**DOCUMENT EXCERPT:**
Three jailed over home invasion to collect debt

Three men who worked for a security firm - including the man who bashed Nan Withers and left her for dead in 1997 - have received long jail terms for stand-over tactics including threats and armed robbery.

They were told that their home invasion to collect on a debt must have terrified the two residents who were held against their will, had $4000 property taken, and were told they could be shotgunned and dumped in the Waimakariri River.

The heaviest jail term of seven years was reserved for Harry Goulding Houkamau, who was jailed for 10 years in 1997 for his armed robbery of a shop, when he bashed pensioner Nan Withers with a jack handle.

She had a fractured skull and needed 75 stitches in her face and head. The attack prompted a citizen-initiated referendum calling for harsher sentences for violent offenders.

Houkamau, 36, Shane Michael Ford Wakefield, 23, and Charles Bruce Wharekawa, 29, had all pleaded guilty to charges of kidnapping and armed robbery for the sentencing by Christchurch District Court Judge John Cadenhead today.

Wakefield and Wharekawa were given five-year terms.

Crown prosecutor Anne MacGoughan said the three had gone to the house to recover money owed by one of the occupants to Wakefield, for repairs after a motor accident. Some irregular payments had already been collected.

Judge Cadenhead said: "I take a serious view of this offending. People should realise they can't go into other people's homes and intimidate them in the way you have done. One would like to think that in New Zealand this type of conduct doesn't occur."

**ACTIONS TO TAKE:**
**A)** Convert the rows from the line with "Find 77 of the" to the line with "radio-option[interactable]: Andet <box>218" into a Markdown table with the columns No. and Row, skipping blank lines and any pictures.
**B)** Continue the news report on the three men jailed over the home invasion.

**MATERIAL SHOWN:**
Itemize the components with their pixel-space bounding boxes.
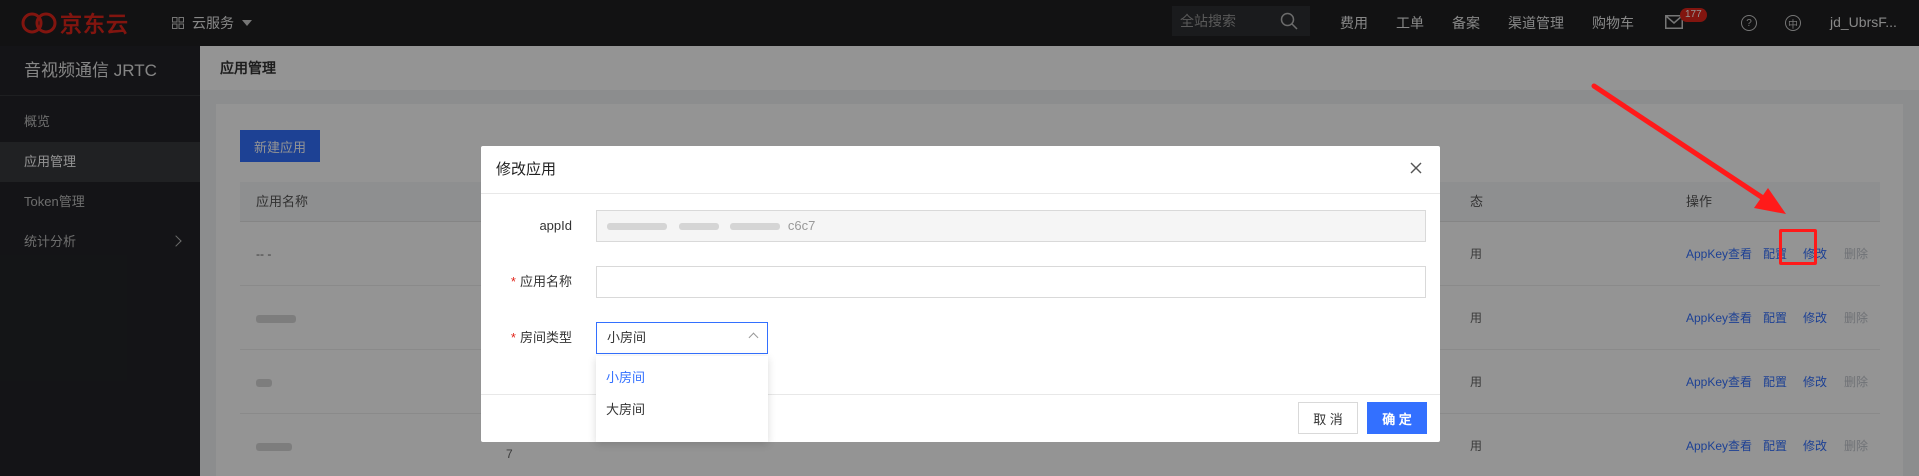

...

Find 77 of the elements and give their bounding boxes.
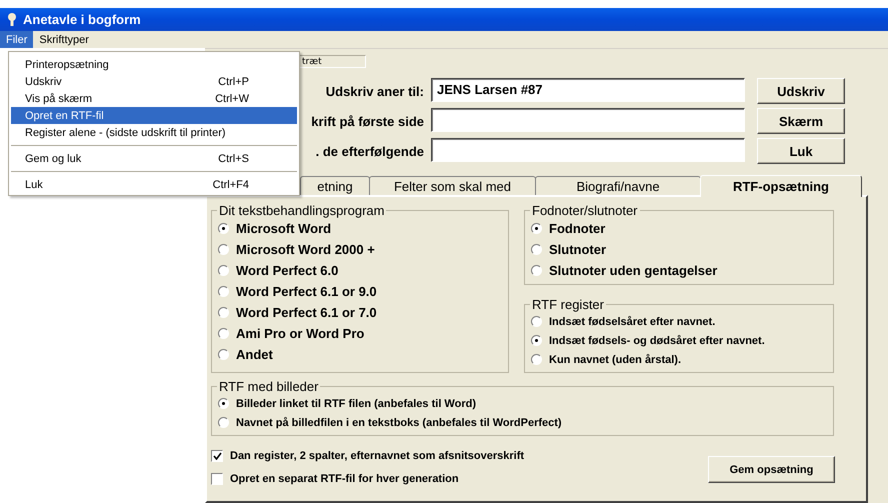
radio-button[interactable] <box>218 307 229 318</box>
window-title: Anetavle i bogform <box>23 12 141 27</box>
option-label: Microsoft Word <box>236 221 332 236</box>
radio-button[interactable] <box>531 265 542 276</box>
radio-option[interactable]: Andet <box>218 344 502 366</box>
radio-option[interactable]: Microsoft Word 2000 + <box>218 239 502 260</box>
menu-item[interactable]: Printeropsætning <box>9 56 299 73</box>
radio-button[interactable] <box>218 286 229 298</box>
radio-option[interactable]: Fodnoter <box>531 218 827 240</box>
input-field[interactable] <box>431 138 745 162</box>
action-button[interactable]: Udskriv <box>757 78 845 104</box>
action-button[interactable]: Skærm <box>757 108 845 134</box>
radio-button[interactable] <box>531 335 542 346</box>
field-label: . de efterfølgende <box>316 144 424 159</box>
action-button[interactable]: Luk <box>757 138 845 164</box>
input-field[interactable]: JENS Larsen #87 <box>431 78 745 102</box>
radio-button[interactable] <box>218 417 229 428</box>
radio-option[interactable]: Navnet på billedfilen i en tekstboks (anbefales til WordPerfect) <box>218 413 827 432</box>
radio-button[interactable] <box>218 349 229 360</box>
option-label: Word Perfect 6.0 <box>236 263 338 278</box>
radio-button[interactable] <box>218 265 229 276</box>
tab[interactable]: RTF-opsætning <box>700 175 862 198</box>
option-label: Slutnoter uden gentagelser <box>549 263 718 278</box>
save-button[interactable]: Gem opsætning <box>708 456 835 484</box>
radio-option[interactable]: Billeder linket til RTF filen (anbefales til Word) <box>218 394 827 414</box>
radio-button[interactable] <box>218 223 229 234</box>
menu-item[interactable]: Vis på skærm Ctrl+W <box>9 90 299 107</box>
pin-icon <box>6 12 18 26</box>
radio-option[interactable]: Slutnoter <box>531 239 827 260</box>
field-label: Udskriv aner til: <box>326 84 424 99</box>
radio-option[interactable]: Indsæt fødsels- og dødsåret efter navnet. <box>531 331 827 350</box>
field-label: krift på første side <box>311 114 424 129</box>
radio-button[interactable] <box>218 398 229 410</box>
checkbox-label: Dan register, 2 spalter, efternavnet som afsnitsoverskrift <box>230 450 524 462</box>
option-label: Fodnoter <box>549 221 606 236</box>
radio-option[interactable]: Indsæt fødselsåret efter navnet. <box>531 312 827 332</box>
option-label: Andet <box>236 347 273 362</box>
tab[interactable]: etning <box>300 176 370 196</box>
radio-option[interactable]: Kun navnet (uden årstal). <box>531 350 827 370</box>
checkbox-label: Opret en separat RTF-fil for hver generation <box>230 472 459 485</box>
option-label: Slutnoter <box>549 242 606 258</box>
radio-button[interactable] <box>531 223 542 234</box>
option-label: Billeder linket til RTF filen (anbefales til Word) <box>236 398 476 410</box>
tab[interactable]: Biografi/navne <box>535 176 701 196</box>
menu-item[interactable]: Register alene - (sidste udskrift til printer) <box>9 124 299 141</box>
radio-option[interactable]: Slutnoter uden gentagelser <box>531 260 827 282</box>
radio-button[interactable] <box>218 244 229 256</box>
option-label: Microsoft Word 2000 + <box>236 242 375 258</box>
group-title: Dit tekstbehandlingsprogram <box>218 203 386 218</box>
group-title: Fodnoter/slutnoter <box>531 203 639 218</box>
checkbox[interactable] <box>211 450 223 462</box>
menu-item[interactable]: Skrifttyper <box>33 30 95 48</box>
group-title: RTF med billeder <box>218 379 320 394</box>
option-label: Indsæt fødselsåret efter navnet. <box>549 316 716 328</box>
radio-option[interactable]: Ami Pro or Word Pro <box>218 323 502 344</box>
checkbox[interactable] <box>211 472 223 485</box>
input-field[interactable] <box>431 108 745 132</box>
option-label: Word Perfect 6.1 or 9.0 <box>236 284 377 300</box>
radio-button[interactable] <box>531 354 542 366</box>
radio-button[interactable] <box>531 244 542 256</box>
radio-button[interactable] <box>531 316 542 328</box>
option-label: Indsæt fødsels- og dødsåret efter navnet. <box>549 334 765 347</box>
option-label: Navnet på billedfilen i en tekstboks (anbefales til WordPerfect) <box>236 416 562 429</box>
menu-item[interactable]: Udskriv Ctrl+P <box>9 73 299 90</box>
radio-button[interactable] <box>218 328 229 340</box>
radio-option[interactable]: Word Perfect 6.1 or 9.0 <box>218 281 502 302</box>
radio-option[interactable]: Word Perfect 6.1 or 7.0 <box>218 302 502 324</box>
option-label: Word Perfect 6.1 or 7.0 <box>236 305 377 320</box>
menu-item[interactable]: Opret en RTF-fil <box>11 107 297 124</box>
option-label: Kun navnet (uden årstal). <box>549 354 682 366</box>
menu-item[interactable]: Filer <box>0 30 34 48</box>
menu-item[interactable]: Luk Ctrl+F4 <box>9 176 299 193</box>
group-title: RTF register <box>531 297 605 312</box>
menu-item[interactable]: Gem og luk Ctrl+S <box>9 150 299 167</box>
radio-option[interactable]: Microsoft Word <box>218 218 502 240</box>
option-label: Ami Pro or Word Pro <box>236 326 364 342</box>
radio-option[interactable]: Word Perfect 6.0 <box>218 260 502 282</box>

**RESULTS FOR THE EXERCISE:**
**A)**
| No. | Row |
|---|---|
| 1 | Find 77 of the elements and give their bounding boxes. |
| 2 | radio-button[interactable] <box>218 307 229 318</box> |
| 3 | window-title: Anetavle i bogform <box>23 12 141 27</box> |
| 4 | option-label: Microsoft Word <box>236 221 332 236</box> |
| 5 | radio-button[interactable] <box>531 265 542 276</box> |
| 6 | radio-option[interactable]: Andet <box>218 344 502 366</box> |

**B)**
The two residents had recovered from the shock of the offending, but they must have found the incident extremely traumatic.

Defence counsel Steve Hembrow said Houkamau, 36, who is deaf, was ashamed of his criminal history - he has 43 previous convictions - including the bashing of Mrs Withers.

He had written apologies to the victims in this case. He had been in employment for three years and now had a partner for the first time in his life.

"He is very concerned that he may lose his family - the first family he has ever had - as a result of this offending."

Wakefield had no significant criminal history, said his counsel Craig Ruane. The offending had occurred "when things spiralled out of control".

A reasonable amount of the property taken during the incident had now been recovered.

For Wharekawa, who has 39 previous convictions, defence counsel David Bunce said the victims had not been hurt.

His client now had a partner and had been taking his parenting responsibilities seriously.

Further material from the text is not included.